**What to work on:** Find how many lines in the data below mention "Garrafa". Give the number only.

──────── Records shown ────────

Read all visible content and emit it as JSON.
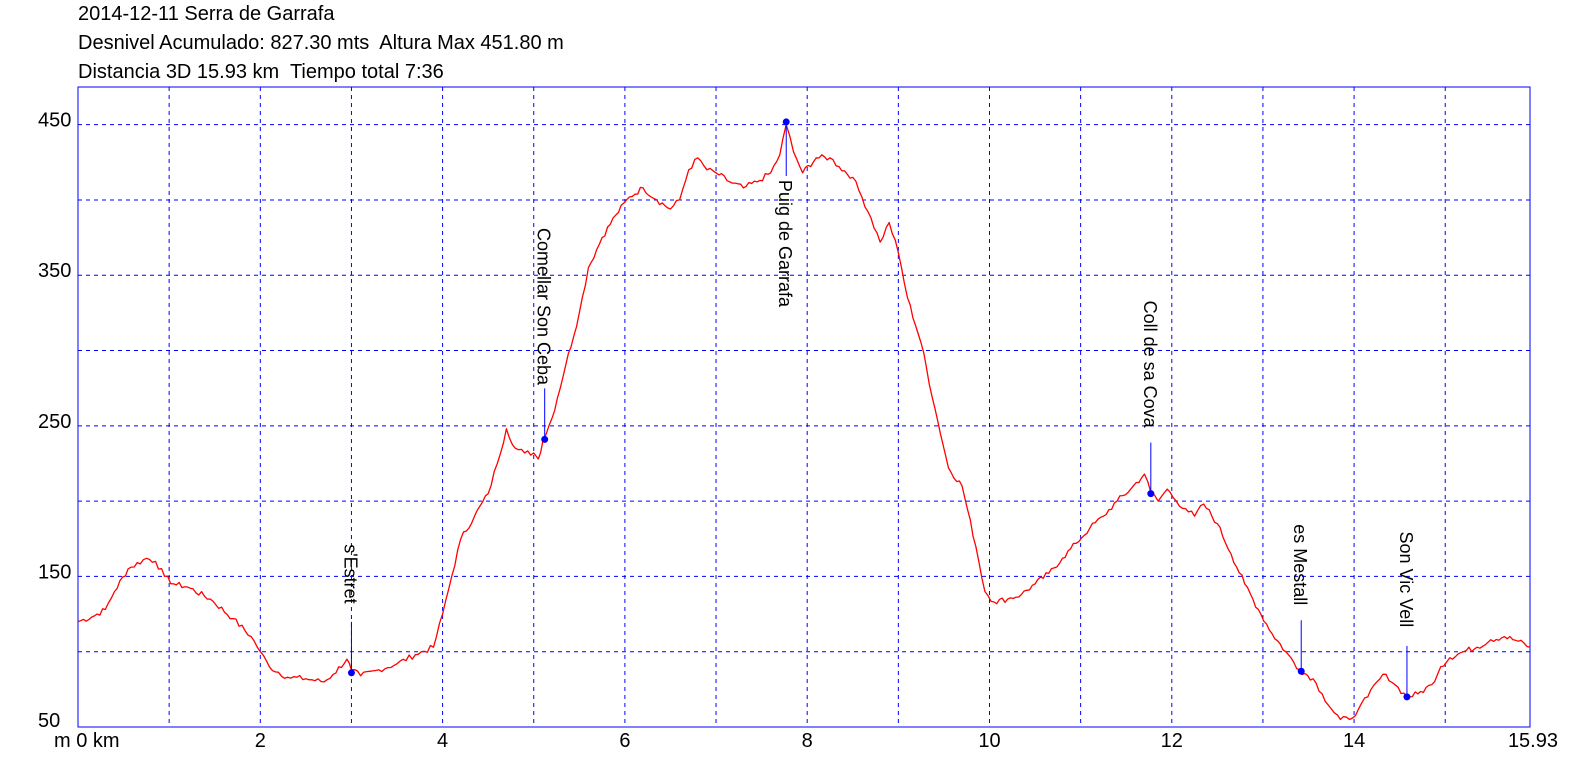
{
  "header": {
    "line1": "2014-12-11 Serra de Garrafa",
    "line2": "Desnivel Acumulado: 827.30 mts  Altura Max 451.80 m",
    "line3": "Distancia 3D 15.93 km  Tiempo total 7:36"
  },
  "chart_data": {
    "type": "line",
    "title": "2014-12-11 Serra de Garrafa",
    "xlabel": "m 0 km",
    "ylabel": "",
    "xlim": [
      0,
      15.93
    ],
    "ylim": [
      50,
      475
    ],
    "x_ticks": [
      {
        "v": 0,
        "label": "m 0 km"
      },
      {
        "v": 2,
        "label": "2"
      },
      {
        "v": 4,
        "label": "4"
      },
      {
        "v": 6,
        "label": "6"
      },
      {
        "v": 8,
        "label": "8"
      },
      {
        "v": 10,
        "label": "10"
      },
      {
        "v": 12,
        "label": "12"
      },
      {
        "v": 14,
        "label": "14"
      },
      {
        "v": 15.93,
        "label": "15.93"
      }
    ],
    "y_ticks": [
      {
        "v": 50,
        "label": "50"
      },
      {
        "v": 150,
        "label": "150"
      },
      {
        "v": 250,
        "label": "250"
      },
      {
        "v": 350,
        "label": "350"
      },
      {
        "v": 450,
        "label": "450"
      }
    ],
    "grid": true,
    "colors": {
      "line": "#ff0000",
      "grid": "#0000ff",
      "frame": "#0000ff",
      "waypoint": "#0000ff"
    },
    "series": [
      {
        "x": [
          0,
          0.15,
          0.3,
          0.4,
          0.55,
          0.75,
          0.85,
          0.95,
          1.05,
          1.2,
          1.45,
          1.7,
          1.9,
          2.0,
          2.1,
          2.3,
          2.5,
          2.7,
          2.8,
          2.95,
          3.0,
          3.1,
          3.3,
          3.5,
          3.7,
          3.9,
          4.0,
          4.1,
          4.2,
          4.35,
          4.5,
          4.6,
          4.7,
          4.8,
          4.9,
          5.0,
          5.05,
          5.1,
          5.2,
          5.35,
          5.5,
          5.6,
          5.75,
          5.9,
          6.05,
          6.2,
          6.35,
          6.5,
          6.6,
          6.7,
          6.8,
          6.9,
          7.0,
          7.15,
          7.3,
          7.45,
          7.6,
          7.7,
          7.77,
          7.85,
          7.95,
          8.1,
          8.25,
          8.35,
          8.5,
          8.6,
          8.7,
          8.8,
          8.9,
          9.0,
          9.1,
          9.25,
          9.4,
          9.55,
          9.7,
          9.85,
          9.95,
          10.05,
          10.2,
          10.35,
          10.5,
          10.65,
          10.8,
          10.95,
          11.1,
          11.25,
          11.4,
          11.55,
          11.7,
          11.77,
          11.85,
          11.95,
          12.05,
          12.15,
          12.25,
          12.35,
          12.5,
          12.65,
          12.8,
          12.95,
          13.1,
          13.25,
          13.4,
          13.55,
          13.65,
          13.75,
          13.85,
          13.95,
          14.05,
          14.15,
          14.25,
          14.35,
          14.45,
          14.58,
          14.7,
          14.85,
          14.95,
          15.05,
          15.2,
          15.35,
          15.5,
          15.65,
          15.8,
          15.93
        ],
        "y": [
          120,
          123,
          128,
          140,
          155,
          162,
          160,
          150,
          145,
          143,
          135,
          122,
          110,
          100,
          90,
          83,
          82,
          80,
          85,
          95,
          88,
          84,
          88,
          92,
          98,
          103,
          125,
          150,
          175,
          190,
          205,
          225,
          248,
          235,
          232,
          232,
          228,
          240,
          255,
          290,
          325,
          355,
          375,
          390,
          402,
          408,
          400,
          394,
          400,
          420,
          428,
          420,
          418,
          412,
          408,
          412,
          418,
          430,
          450,
          432,
          418,
          428,
          428,
          422,
          415,
          402,
          388,
          372,
          385,
          365,
          335,
          305,
          262,
          222,
          210,
          170,
          140,
          133,
          135,
          138,
          145,
          152,
          162,
          172,
          182,
          190,
          200,
          208,
          218,
          206,
          200,
          208,
          200,
          195,
          190,
          198,
          185,
          165,
          145,
          128,
          112,
          100,
          88,
          82,
          72,
          62,
          55,
          55,
          62,
          70,
          80,
          85,
          78,
          70,
          72,
          78,
          90,
          96,
          100,
          103,
          108,
          110,
          107,
          103
        ]
      }
    ],
    "waypoints": [
      {
        "name": "s'Estret",
        "x": 3.0,
        "y": 86
      },
      {
        "name": "Comellar Son Ceba",
        "x": 5.12,
        "y": 241
      },
      {
        "name": "Puig de Garrafa",
        "x": 7.77,
        "y": 451.8
      },
      {
        "name": "Coll de sa Cova",
        "x": 11.77,
        "y": 205
      },
      {
        "name": "es Mestall",
        "x": 13.42,
        "y": 87
      },
      {
        "name": "Son Vic Vell",
        "x": 14.58,
        "y": 70
      }
    ]
  }
}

────────

**Response:** 3